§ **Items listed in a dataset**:
────────────────

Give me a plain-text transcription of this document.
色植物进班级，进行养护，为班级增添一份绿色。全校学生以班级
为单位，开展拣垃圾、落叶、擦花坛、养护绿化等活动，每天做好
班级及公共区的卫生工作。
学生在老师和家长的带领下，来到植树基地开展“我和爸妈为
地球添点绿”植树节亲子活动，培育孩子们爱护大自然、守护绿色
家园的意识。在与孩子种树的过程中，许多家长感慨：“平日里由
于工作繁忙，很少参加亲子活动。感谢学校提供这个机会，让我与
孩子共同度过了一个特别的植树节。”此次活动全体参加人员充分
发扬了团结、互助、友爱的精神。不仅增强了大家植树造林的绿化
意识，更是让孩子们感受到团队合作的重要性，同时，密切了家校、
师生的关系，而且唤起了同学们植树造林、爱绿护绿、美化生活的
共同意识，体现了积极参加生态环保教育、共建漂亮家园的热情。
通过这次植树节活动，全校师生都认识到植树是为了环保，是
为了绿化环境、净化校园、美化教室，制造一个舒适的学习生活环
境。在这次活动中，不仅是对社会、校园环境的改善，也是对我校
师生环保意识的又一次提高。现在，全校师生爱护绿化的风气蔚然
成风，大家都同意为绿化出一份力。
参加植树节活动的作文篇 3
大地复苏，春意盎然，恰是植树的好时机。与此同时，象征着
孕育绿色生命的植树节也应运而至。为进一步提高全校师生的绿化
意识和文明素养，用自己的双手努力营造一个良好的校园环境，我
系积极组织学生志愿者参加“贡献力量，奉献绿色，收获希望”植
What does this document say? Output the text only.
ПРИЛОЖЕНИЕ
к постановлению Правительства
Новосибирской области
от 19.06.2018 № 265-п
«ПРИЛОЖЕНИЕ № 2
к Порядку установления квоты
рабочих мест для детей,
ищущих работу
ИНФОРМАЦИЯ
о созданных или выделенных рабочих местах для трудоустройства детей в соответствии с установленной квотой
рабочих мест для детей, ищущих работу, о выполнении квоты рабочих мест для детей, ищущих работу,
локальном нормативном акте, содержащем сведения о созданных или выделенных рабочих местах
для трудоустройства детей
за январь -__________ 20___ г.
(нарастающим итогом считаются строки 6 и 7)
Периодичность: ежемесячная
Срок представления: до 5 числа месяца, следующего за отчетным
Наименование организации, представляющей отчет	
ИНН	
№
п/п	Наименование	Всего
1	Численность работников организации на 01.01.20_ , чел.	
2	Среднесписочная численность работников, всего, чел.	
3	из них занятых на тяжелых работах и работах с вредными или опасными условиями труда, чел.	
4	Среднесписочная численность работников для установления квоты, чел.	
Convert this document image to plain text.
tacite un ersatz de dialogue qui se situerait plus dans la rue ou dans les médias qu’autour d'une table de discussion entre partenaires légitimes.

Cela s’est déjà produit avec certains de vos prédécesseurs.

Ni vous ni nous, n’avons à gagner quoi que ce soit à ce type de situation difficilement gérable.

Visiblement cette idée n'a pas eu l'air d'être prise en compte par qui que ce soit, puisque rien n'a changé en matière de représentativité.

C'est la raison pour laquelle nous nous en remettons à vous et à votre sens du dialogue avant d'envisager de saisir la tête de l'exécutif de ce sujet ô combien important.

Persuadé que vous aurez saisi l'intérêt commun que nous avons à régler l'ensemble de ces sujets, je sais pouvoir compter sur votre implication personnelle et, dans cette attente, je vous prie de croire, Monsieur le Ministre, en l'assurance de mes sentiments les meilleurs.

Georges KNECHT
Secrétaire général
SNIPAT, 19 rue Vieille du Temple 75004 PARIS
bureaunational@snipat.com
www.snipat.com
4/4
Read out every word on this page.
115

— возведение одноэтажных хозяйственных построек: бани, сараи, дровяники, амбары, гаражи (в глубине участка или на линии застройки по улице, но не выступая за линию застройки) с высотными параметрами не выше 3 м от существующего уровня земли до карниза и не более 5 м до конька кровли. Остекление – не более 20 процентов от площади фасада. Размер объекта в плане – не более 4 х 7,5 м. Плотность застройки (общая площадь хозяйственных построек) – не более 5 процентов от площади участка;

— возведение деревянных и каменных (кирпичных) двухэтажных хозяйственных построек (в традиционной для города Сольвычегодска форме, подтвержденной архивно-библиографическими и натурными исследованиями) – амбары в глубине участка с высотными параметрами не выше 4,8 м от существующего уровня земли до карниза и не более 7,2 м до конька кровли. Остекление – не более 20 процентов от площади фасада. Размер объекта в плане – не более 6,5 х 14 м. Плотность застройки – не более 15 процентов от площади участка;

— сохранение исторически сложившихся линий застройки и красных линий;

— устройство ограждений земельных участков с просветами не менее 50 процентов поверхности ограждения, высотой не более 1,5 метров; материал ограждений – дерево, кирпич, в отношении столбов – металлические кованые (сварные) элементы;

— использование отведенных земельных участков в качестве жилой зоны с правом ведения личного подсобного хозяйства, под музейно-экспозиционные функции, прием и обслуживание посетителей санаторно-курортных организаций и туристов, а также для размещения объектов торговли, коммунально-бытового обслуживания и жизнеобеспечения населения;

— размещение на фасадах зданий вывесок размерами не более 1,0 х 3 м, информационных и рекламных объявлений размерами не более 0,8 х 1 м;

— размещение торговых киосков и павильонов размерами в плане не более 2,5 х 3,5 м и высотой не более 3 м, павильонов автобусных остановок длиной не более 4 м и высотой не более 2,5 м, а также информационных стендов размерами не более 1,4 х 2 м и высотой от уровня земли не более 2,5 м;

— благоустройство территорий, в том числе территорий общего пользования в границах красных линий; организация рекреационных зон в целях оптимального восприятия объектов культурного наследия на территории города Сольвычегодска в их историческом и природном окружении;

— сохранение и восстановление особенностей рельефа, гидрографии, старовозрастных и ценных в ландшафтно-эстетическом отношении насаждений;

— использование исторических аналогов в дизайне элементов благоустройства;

────────────────

§ **Objective**: Write out the full listing, keeping every line exactly as it is.

§ **Solution**:
Give me a plain-text transcription of this document.
色植物进班级，进行养护，为班级增添一份绿色。全校学生以班级
为单位，开展拣垃圾、落叶、擦花坛、养护绿化等活动，每天做好
班级及公共区的卫生工作。
学生在老师和家长的带领下，来到植树基地开展“我和爸妈为
地球添点绿”植树节亲子活动，培育孩子们爱护大自然、守护绿色
家园的意识。在与孩子种树的过程中，许多家长感慨：“平日里由
于工作繁忙，很少参加亲子活动。感谢学校提供这个机会，让我与
孩子共同度过了一个特别的植树节。”此次活动全体参加人员充分
发扬了团结、互助、友爱的精神。不仅增强了大家植树造林的绿化
意识，更是让孩子们感受到团队合作的重要性，同时，密切了家校、
师生的关系，而且唤起了同学们植树造林、爱绿护绿、美化生活的
共同意识，体现了积极参加生态环保教育、共建漂亮家园的热情。
通过这次植树节活动，全校师生都认识到植树是为了环保，是
为了绿化环境、净化校园、美化教室，制造一个舒适的学习生活环
境。在这次活动中，不仅是对社会、校园环境的改善，也是对我校
师生环保意识的又一次提高。现在，全校师生爱护绿化的风气蔚然
成风，大家都同意为绿化出一份力。
参加植树节活动的作文篇 3
大地复苏，春意盎然，恰是植树的好时机。与此同时，象征着
孕育绿色生命的植树节也应运而至。为进一步提高全校师生的绿化
意识和文明素养，用自己的双手努力营造一个良好的校园环境，我
系积极组织学生志愿者参加“贡献力量，奉献绿色，收获希望”植
What does this document say? Output the text only.
ПРИЛОЖЕНИЕ
к постановлению Правительства
Новосибирской области
от 19.06.2018 № 265-п
«ПРИЛОЖЕНИЕ № 2
к Порядку установления квоты
рабочих мест для детей,
ищущих работу
ИНФОРМАЦИЯ
о созданных или выделенных рабочих местах для трудоустройства детей в соответствии с установленной квотой
рабочих мест для детей, ищущих работу, о выполнении квоты рабочих мест для детей, ищущих работу,
локальном нормативном акте, содержащем сведения о созданных или выделенных рабочих местах
для трудоустройства детей
за январь -__________ 20___ г.
(нарастающим итогом считаются строки 6 и 7)
Периодичность: ежемесячная
Срок представления: до 5 числа месяца, следующего за отчетным
Наименование организации, представляющей отчет	
ИНН	
№
п/п	Наименование	Всего
1	Численность работников организации на 01.01.20_ , чел.	
2	Среднесписочная численность работников, всего, чел.	
3	из них занятых на тяжелых работах и работах с вредными или опасными условиями труда, чел.	
4	Среднесписочная численность работников для установления квоты, чел.	
Convert this document image to plain text.
tacite un ersatz de dialogue qui se situerait plus dans la rue ou dans les médias qu’autour d'une table de discussion entre partenaires légitimes.

Cela s’est déjà produit avec certains de vos prédécesseurs.

Ni vous ni nous, n’avons à gagner quoi que ce soit à ce type de situation difficilement gérable.

Visiblement cette idée n'a pas eu l'air d'être prise en compte par qui que ce soit, puisque rien n'a changé en matière de représentativité.

C'est la raison pour laquelle nous nous en remettons à vous et à votre sens du dialogue avant d'envisager de saisir la tête de l'exécutif de ce sujet ô combien important.

Persuadé que vous aurez saisi l'intérêt commun que nous avons à régler l'ensemble de ces sujets, je sais pouvoir compter sur votre implication personnelle et, dans cette attente, je vous prie de croire, Monsieur le Ministre, en l'assurance de mes sentiments les meilleurs.

Georges KNECHT
Secrétaire général
SNIPAT, 19 rue Vieille du Temple 75004 PARIS
bureaunational@snipat.com
www.snipat.com
4/4
Read out every word on this page.
115

— возведение одноэтажных хозяйственных построек: бани, сараи, дровяники, амбары, гаражи (в глубине участка или на линии застройки по улице, но не выступая за линию застройки) с высотными параметрами не выше 3 м от существующего уровня земли до карниза и не более 5 м до конька кровли. Остекление – не более 20 процентов от площади фасада. Размер объекта в плане – не более 4 х 7,5 м. Плотность застройки (общая площадь хозяйственных построек) – не более 5 процентов от площади участка;

— возведение деревянных и каменных (кирпичных) двухэтажных хозяйственных построек (в традиционной для города Сольвычегодска форме, подтвержденной архивно-библиографическими и натурными исследованиями) – амбары в глубине участка с высотными параметрами не выше 4,8 м от существующего уровня земли до карниза и не более 7,2 м до конька кровли. Остекление – не более 20 процентов от площади фасада. Размер объекта в плане – не более 6,5 х 14 м. Плотность застройки – не более 15 процентов от площади участка;

— сохранение исторически сложившихся линий застройки и красных линий;

— устройство ограждений земельных участков с просветами не менее 50 процентов поверхности ограждения, высотой не более 1,5 метров; материал ограждений – дерево, кирпич, в отношении столбов – металлические кованые (сварные) элементы;

— использование отведенных земельных участков в качестве жилой зоны с правом ведения личного подсобного хозяйства, под музейно-экспозиционные функции, прием и обслуживание посетителей санаторно-курортных организаций и туристов, а также для размещения объектов торговли, коммунально-бытового обслуживания и жизнеобеспечения населения;

— размещение на фасадах зданий вывесок размерами не более 1,0 х 3 м, информационных и рекламных объявлений размерами не более 0,8 х 1 м;

— размещение торговых киосков и павильонов размерами в плане не более 2,5 х 3,5 м и высотой не более 3 м, павильонов автобусных остановок длиной не более 4 м и высотой не более 2,5 м, а также информационных стендов размерами не более 1,4 х 2 м и высотой от уровня земли не более 2,5 м;

— благоустройство территорий, в том числе территорий общего пользования в границах красных линий; организация рекреационных зон в целях оптимального восприятия объектов культурного наследия на территории города Сольвычегодска в их историческом и природном окружении;

— сохранение и восстановление особенностей рельефа, гидрографии, старовозрастных и ценных в ландшафтно-эстетическом отношении насаждений;

— использование исторических аналогов в дизайне элементов благоустройства;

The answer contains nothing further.